**Task directions:** Quote all entries exactly, leaving pictures aside.

**Input data:**
--------------------

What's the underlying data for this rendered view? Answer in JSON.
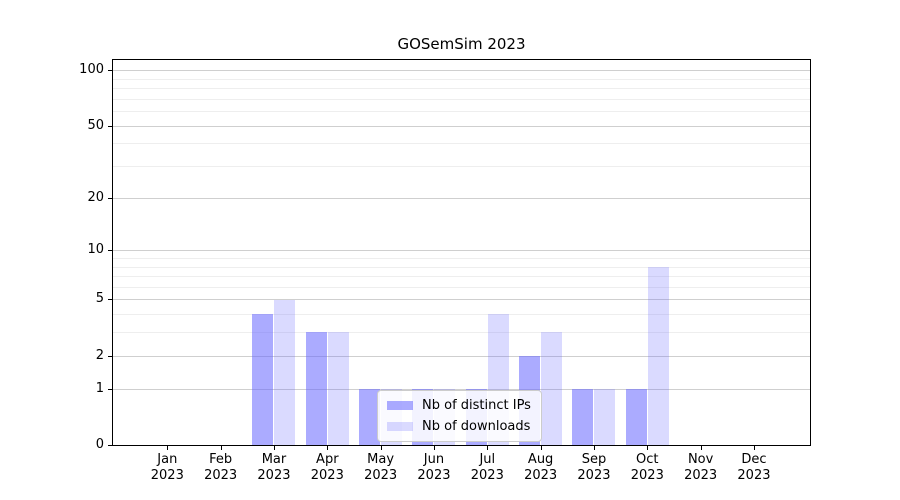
{
  "chart_data": {
    "type": "bar",
    "title": "GOSemSim 2023",
    "categories": [
      "Jan",
      "Feb",
      "Mar",
      "Apr",
      "May",
      "Jun",
      "Jul",
      "Aug",
      "Sep",
      "Oct",
      "Nov",
      "Dec"
    ],
    "year_label": "2023",
    "series": [
      {
        "name": "Nb of distinct IPs",
        "color": "#acacfa",
        "base_color": "#6666ff",
        "alpha": 0.55,
        "values": [
          0,
          0,
          4,
          3,
          1,
          1,
          1,
          2,
          1,
          1,
          0,
          0
        ]
      },
      {
        "name": "Nb of downloads",
        "color": "#dcdcfa",
        "base_color": "#6666ff",
        "alpha": 0.24,
        "values": [
          0,
          0,
          5,
          3,
          1,
          1,
          4,
          3,
          1,
          8,
          0,
          0
        ]
      }
    ],
    "yscale": "log10(1+x)",
    "ytick_values": [
      0,
      1,
      2,
      5,
      10,
      20,
      50,
      100
    ],
    "ytick_labels": [
      "0",
      "1",
      "2",
      "5",
      "10",
      "20",
      "50",
      "100"
    ],
    "minor_grid_values": [
      3,
      4,
      6,
      7,
      8,
      9,
      30,
      40,
      60,
      70,
      80,
      90
    ],
    "ylim": [
      0,
      113
    ],
    "grid": true,
    "legend_position": "lower center"
  },
  "colors": {
    "major_grid": "#cfcfcf",
    "minor_grid": "#eeeeee",
    "axis": "#000000",
    "background": "#ffffff",
    "legend_border": "#cccccc"
  }
}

--------------------

**Expected output:**
What's the underlying data for this rendered view? Answer in JSON.
{
  "chart_data": {
    "type": "bar",
    "title": "GOSemSim 2023",
    "categories": [
      "Jan",
      "Feb",
      "Mar",
      "Apr",
      "May",
      "Jun",
      "Jul",
      "Aug",
      "Sep",
      "Oct",
      "Nov",
      "Dec"
    ],
    "year_label": "2023",
    "series": [
      {
        "name": "Nb of distinct IPs",
        "color": "#acacfa",
        "base_color": "#6666ff",
        "alpha": 0.55,
        "values": [
          0,
          0,
          4,
          3,
          1,
          1,
          1,
          2,
          1,
          1,
          0,
          0
        ]
      },
      {
        "name": "Nb of downloads",
        "color": "#dcdcfa",
        "base_color": "#6666ff",
        "alpha": 0.24,
        "values": [
          0,
          0,
          5,
          3,
          1,
          1,
          4,
          3,
          1,
          8,
          0,
          0
        ]
      }
    ],
    "yscale": "log10(1+x)",
    "ytick_values": [
      0,
      1,
      2,
      5,
      10,
      20,
      50,
      100
    ],
    "ytick_labels": [
      "0",
      "1",
      "2",
      "5",
      "10",
      "20",
      "50",
      "100"
    ],
    "minor_grid_values": [
      3,
      4,
      6,
      7,
      8,
      9,
      30,
      40,
      60,
      70,
      80,
      90
    ],
    "ylim": [
      0,
      113
    ],
    "grid": true,
    "legend_position": "lower center"
  },
  "colors": {
    "major_grid": "#cfcfcf",
    "minor_grid": "#eeeeee",
    "axis": "#000000",
    "background": "#ffffff",
    "legend_border": "#cccccc"
  }
}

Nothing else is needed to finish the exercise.